→ **WORK TO DO**:
Copy down every line where the string "Events" shows up.

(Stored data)
▬▬▬
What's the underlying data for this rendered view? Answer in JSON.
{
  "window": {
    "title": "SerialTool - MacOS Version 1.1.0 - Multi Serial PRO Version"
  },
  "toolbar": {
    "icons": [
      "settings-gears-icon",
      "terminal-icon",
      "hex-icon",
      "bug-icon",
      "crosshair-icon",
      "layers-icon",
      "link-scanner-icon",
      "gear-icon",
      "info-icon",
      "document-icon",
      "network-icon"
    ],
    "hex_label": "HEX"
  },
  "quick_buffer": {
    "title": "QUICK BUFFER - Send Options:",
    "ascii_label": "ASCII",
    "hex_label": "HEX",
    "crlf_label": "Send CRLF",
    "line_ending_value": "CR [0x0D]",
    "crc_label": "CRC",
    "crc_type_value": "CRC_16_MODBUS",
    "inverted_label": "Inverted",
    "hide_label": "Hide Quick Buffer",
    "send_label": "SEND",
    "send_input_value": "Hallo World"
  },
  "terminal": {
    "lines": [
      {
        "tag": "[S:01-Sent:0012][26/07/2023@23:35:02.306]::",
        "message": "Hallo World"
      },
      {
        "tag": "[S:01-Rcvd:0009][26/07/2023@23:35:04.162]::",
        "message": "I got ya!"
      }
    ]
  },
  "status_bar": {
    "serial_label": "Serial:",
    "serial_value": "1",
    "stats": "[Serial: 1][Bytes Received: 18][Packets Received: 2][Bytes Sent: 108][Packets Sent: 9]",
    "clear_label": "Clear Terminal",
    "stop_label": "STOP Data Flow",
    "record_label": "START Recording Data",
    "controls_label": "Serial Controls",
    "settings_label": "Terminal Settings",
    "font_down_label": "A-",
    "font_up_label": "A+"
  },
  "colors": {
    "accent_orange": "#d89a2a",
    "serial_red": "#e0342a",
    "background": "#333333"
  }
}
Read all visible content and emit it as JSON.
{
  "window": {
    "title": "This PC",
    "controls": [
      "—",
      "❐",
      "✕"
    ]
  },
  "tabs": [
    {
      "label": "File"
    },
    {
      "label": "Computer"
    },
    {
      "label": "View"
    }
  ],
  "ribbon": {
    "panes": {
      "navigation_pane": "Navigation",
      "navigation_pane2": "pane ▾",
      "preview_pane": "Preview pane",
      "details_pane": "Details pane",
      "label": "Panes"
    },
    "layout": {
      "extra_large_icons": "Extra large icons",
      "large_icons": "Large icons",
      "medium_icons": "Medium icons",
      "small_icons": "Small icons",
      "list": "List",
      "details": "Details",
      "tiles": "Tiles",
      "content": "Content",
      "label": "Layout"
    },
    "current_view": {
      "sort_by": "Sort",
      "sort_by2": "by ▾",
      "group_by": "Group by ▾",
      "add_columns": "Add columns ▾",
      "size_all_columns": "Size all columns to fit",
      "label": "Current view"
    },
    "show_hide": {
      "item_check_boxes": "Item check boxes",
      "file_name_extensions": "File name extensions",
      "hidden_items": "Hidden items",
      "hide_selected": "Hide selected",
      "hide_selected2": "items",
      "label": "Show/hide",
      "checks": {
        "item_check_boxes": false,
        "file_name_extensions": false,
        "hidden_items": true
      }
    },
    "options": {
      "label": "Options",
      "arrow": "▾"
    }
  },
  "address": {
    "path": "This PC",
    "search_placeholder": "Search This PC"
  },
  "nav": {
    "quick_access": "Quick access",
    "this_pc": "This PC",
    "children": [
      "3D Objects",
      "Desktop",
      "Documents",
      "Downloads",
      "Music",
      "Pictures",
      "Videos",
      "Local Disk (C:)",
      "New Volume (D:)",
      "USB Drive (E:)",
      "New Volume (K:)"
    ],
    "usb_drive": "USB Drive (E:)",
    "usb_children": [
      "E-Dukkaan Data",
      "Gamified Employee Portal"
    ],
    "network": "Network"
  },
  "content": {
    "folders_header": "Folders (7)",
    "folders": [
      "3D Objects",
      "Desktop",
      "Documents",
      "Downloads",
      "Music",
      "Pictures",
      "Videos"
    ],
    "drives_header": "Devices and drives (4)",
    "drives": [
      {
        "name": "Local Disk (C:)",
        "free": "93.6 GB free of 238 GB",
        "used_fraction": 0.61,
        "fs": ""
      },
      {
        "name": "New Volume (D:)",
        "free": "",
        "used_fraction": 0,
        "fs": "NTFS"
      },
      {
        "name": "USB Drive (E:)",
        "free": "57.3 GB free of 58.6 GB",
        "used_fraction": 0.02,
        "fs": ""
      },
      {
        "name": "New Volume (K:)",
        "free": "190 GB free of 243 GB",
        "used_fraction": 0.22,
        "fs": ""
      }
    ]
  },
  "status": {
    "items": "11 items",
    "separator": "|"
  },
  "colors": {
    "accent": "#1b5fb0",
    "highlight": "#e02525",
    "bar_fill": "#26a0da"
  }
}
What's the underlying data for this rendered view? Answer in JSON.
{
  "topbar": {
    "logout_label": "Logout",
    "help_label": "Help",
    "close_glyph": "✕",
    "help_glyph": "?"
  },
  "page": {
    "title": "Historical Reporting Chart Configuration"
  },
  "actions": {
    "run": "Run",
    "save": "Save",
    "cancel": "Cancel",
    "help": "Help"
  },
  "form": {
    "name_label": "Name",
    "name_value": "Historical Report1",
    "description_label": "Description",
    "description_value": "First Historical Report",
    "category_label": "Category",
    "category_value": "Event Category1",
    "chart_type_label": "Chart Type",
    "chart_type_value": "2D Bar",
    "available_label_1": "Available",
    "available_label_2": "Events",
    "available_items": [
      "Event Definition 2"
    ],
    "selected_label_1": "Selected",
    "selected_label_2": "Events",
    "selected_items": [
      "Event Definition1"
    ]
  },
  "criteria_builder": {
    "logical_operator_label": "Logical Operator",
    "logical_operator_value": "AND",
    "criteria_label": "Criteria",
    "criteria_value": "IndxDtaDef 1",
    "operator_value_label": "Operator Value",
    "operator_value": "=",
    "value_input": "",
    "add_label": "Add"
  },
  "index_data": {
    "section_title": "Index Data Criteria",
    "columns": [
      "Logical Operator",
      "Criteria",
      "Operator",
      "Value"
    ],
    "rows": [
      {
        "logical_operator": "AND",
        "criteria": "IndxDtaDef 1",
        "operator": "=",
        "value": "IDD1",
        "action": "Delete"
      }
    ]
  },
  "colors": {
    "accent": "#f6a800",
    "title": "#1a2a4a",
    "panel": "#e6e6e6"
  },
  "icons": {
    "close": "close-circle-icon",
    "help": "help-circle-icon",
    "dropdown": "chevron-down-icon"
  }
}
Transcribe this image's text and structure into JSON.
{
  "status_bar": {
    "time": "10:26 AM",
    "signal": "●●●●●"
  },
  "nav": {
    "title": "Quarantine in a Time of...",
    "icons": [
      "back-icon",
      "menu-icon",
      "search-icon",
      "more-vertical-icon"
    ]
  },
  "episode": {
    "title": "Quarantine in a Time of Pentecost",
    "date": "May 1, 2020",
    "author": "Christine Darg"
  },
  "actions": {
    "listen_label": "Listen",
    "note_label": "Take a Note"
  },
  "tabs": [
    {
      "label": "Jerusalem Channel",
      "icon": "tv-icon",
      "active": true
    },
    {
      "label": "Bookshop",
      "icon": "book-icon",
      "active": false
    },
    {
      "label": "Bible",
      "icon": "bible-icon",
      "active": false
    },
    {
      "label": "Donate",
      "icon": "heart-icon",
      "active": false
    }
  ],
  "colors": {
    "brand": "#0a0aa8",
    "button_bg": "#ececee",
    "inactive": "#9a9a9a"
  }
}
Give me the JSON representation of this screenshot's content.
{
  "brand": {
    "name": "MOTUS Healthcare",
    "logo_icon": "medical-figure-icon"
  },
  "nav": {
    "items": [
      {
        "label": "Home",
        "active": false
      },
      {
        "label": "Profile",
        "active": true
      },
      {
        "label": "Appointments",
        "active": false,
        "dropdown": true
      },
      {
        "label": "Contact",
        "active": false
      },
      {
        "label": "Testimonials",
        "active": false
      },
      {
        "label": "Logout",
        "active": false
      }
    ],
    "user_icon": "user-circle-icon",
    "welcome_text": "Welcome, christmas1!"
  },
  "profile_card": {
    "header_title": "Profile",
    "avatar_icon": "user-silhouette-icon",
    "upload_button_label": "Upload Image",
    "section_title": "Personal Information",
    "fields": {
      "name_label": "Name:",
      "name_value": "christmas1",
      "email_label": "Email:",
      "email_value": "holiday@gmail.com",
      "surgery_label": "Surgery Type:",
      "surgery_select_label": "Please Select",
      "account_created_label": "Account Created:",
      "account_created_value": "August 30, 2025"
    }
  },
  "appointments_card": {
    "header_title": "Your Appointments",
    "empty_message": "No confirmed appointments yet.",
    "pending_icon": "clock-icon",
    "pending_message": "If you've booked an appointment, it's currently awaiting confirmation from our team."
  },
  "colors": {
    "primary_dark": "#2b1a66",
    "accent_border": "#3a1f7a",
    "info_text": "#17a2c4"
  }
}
▬▬▬
→ **COMPLETED EXERCISE**:
    "available_label_2": "Events",
    "selected_label_2": "Events",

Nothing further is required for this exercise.